Check every line of the data below for the string "name", and copy the ones that hold it.

--- Begin SUPPLIED MATERIAL ---

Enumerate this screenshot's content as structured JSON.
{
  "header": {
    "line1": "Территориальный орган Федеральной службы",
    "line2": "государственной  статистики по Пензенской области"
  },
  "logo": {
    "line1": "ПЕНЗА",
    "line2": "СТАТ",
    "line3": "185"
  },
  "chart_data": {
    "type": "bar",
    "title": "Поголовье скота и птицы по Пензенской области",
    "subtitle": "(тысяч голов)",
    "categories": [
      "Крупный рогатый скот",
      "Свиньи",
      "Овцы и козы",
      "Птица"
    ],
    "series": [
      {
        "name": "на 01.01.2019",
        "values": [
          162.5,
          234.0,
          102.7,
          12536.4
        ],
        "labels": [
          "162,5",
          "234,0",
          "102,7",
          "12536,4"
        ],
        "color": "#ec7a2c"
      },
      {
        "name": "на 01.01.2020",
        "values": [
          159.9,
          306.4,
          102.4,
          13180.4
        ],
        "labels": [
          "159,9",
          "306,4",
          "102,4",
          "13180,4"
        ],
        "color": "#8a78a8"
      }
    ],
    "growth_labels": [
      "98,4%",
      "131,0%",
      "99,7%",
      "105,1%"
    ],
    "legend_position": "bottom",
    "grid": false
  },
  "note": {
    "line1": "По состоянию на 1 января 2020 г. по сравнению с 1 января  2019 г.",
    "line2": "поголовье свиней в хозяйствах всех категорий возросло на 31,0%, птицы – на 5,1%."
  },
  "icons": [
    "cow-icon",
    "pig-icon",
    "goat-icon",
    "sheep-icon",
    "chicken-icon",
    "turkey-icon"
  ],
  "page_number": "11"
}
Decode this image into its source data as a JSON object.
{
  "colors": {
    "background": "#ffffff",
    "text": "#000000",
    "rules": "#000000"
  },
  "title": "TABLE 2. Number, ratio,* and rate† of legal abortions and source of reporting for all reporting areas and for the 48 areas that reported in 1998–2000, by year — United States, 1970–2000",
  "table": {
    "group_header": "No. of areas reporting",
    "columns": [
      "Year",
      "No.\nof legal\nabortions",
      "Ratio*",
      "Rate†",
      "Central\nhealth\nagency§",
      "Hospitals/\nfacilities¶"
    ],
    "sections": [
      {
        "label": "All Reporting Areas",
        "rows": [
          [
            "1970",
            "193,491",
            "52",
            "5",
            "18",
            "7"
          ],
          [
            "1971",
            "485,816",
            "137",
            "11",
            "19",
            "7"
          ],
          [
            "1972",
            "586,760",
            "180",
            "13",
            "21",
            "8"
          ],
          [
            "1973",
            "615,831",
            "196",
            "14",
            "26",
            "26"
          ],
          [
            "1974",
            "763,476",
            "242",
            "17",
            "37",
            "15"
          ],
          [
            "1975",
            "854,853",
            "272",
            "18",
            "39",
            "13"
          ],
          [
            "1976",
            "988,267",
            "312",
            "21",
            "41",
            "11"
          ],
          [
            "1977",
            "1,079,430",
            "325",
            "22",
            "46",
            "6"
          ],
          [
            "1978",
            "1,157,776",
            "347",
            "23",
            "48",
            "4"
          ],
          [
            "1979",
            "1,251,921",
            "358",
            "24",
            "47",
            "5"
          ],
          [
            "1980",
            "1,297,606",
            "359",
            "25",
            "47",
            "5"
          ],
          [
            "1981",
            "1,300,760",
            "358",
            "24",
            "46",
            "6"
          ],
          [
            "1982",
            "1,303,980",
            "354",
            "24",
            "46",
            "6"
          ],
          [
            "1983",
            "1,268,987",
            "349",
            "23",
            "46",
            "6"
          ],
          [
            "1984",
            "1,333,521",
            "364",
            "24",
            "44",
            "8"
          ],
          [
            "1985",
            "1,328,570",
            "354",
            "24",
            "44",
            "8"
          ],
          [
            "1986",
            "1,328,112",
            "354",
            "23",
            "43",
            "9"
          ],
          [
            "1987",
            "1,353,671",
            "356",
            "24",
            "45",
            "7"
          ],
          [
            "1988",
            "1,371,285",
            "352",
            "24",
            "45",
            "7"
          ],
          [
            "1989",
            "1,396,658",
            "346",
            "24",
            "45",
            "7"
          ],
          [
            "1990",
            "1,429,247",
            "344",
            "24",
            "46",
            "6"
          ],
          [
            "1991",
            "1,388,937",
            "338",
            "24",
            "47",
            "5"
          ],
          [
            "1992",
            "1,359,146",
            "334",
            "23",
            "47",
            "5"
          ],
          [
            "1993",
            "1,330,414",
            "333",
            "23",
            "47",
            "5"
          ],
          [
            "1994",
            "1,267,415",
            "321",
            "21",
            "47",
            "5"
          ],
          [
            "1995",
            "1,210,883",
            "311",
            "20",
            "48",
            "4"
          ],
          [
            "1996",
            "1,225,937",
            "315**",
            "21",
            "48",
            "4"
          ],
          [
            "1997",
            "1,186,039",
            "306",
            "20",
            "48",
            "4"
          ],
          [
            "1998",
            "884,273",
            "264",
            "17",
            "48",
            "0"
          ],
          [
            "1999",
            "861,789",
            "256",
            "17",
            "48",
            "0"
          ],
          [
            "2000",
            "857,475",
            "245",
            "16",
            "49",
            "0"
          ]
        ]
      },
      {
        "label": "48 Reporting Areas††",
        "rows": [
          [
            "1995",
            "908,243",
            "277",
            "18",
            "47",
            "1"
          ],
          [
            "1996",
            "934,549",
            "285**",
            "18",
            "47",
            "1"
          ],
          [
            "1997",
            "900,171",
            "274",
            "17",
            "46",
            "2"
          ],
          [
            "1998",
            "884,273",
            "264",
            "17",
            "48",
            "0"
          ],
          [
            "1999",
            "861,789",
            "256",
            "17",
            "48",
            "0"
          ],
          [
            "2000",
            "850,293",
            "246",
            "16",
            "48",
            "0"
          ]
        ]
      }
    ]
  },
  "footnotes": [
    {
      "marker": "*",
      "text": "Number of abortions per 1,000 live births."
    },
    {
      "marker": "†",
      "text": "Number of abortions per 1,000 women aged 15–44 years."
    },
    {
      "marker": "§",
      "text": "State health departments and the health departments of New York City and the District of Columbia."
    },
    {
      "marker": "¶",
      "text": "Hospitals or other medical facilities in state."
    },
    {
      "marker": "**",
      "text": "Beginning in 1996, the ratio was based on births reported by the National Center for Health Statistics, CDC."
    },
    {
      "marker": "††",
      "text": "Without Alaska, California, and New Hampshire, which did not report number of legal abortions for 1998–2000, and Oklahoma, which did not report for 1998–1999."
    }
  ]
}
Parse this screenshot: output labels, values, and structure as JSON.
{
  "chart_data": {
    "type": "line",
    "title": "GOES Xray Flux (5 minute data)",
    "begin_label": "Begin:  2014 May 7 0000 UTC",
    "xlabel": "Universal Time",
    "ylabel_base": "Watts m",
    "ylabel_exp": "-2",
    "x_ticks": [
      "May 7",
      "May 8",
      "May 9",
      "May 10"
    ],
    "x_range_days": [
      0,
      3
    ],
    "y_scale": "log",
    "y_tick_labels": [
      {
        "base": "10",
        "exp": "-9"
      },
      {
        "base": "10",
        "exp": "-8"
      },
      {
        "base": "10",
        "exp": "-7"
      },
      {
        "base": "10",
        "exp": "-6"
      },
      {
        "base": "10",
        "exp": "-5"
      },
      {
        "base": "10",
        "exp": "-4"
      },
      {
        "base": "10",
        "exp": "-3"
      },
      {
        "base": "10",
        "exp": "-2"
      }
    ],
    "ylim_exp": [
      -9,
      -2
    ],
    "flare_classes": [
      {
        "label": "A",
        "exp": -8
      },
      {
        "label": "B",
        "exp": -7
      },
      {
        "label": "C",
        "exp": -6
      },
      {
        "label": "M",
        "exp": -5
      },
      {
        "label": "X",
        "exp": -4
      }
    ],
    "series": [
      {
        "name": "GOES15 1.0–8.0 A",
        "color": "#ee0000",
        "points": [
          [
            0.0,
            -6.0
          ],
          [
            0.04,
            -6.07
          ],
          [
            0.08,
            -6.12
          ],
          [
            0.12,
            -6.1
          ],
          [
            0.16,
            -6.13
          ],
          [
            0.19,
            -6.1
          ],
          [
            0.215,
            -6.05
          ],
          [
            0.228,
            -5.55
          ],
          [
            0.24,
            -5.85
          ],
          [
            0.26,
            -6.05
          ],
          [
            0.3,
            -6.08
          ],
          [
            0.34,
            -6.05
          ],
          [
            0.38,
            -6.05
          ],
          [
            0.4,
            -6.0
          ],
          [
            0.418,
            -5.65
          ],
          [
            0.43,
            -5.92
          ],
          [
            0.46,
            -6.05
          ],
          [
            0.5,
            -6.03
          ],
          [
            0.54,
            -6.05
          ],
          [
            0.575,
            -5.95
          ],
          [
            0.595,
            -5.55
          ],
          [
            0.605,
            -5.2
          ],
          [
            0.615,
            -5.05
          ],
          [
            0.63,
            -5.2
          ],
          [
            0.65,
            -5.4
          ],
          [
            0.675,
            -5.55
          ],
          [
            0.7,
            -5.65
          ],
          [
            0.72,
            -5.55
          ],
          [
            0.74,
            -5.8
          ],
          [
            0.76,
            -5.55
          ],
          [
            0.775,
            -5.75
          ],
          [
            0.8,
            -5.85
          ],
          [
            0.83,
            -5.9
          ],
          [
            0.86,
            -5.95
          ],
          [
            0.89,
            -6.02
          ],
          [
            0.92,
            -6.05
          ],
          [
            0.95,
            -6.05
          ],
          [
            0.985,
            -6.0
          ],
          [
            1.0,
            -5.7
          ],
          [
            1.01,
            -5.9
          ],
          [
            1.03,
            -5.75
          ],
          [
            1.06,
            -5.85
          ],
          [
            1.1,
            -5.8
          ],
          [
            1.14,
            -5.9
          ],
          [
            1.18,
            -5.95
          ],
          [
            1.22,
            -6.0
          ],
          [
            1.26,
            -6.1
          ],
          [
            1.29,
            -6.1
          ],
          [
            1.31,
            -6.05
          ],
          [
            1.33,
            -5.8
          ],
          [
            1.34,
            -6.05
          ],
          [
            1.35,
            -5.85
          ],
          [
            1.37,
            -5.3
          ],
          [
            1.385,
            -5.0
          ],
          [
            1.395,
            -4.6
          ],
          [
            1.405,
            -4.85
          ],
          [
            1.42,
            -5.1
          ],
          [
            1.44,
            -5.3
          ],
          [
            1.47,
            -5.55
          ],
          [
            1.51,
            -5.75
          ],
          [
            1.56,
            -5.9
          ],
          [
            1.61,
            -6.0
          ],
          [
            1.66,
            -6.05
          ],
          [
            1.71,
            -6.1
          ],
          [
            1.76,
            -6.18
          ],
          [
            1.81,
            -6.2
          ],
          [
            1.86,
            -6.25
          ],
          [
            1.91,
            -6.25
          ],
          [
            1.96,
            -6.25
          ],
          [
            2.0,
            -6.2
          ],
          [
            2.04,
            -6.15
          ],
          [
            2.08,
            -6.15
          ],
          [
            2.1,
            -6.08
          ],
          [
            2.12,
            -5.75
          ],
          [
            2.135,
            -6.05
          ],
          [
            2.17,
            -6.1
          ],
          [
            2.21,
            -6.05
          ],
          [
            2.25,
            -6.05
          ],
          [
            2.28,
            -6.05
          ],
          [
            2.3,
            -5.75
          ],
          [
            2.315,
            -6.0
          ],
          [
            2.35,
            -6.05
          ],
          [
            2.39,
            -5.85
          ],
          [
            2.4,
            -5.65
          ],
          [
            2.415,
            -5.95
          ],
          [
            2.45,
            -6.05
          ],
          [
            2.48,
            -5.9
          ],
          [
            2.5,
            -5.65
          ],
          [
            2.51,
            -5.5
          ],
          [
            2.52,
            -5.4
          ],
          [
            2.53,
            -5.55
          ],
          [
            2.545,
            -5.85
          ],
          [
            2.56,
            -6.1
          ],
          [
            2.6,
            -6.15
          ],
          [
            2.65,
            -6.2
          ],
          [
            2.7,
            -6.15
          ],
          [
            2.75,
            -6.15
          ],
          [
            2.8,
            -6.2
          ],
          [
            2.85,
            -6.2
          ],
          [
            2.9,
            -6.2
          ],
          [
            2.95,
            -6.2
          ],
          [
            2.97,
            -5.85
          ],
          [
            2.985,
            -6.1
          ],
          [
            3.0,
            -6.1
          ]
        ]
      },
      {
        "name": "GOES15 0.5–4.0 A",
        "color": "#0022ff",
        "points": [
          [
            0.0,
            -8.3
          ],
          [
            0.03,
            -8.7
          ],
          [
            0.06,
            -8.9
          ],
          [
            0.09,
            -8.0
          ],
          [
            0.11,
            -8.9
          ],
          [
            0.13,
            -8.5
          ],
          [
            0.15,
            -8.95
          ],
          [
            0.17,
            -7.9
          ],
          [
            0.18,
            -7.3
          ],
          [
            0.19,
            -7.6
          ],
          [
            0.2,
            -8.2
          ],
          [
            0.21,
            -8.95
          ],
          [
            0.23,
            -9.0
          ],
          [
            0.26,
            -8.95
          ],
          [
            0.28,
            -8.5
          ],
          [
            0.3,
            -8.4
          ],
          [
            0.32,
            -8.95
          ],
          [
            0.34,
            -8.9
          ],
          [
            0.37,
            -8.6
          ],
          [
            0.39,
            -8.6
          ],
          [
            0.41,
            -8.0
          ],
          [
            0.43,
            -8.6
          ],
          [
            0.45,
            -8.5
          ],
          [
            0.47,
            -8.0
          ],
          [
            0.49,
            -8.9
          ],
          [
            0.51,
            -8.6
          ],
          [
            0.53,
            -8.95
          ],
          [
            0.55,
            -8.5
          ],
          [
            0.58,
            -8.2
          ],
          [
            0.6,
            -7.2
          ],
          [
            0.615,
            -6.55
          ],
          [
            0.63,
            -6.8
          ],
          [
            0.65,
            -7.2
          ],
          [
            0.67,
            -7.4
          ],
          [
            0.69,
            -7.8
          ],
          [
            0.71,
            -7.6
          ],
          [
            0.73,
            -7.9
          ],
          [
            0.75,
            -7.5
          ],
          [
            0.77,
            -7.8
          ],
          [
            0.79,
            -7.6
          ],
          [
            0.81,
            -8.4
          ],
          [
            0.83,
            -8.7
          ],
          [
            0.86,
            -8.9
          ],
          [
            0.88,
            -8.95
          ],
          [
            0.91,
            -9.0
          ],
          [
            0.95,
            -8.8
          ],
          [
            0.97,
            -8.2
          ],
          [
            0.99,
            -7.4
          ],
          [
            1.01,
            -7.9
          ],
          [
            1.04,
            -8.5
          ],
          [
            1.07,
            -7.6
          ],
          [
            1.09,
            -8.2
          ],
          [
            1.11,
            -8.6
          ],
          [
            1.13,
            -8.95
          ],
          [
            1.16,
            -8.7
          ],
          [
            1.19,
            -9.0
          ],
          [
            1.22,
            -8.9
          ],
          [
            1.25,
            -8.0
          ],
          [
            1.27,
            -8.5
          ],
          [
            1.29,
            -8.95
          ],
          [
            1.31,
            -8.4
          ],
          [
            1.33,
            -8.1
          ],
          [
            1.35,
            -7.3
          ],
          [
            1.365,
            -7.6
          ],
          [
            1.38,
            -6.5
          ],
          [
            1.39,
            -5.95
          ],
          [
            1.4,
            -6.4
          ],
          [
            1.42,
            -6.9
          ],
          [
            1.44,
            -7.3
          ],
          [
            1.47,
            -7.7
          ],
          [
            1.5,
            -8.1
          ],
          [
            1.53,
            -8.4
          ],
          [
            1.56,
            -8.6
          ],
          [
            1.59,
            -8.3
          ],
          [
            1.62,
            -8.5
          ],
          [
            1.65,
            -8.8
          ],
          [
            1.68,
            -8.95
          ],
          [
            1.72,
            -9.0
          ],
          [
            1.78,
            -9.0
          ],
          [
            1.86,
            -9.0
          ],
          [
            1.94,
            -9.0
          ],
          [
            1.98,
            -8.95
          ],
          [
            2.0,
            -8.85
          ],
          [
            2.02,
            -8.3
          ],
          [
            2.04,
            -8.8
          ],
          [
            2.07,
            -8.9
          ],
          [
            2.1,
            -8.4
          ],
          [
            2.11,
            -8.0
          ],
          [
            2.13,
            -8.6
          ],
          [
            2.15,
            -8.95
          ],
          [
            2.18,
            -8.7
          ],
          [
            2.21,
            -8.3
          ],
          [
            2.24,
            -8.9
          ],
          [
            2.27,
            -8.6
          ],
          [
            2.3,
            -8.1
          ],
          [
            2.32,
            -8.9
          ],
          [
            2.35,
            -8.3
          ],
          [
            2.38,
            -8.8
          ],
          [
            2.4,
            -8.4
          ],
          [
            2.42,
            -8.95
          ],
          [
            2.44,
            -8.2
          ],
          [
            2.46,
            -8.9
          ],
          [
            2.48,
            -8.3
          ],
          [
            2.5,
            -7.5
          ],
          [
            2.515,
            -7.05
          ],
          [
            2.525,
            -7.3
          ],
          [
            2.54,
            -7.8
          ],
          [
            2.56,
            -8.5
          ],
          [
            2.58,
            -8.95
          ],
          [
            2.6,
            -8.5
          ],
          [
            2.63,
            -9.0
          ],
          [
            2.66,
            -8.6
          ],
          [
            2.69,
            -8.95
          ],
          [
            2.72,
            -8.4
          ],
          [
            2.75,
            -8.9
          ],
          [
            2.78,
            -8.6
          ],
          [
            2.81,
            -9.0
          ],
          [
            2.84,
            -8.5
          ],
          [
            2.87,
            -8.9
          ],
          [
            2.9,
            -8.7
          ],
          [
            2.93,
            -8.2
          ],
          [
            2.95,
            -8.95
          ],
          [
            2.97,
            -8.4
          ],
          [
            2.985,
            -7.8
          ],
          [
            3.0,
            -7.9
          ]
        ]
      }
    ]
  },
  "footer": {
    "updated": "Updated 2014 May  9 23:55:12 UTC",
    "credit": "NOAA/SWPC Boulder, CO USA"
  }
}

--- End SUPPLIED MATERIAL ---

ANSWER TO THIS TASK -
        "name": "на 01.01.2019",
        "name": "на 01.01.2020",
        "name": "GOES15 1.0–8.0 A",
        "name": "GOES15 0.5–4.0 A",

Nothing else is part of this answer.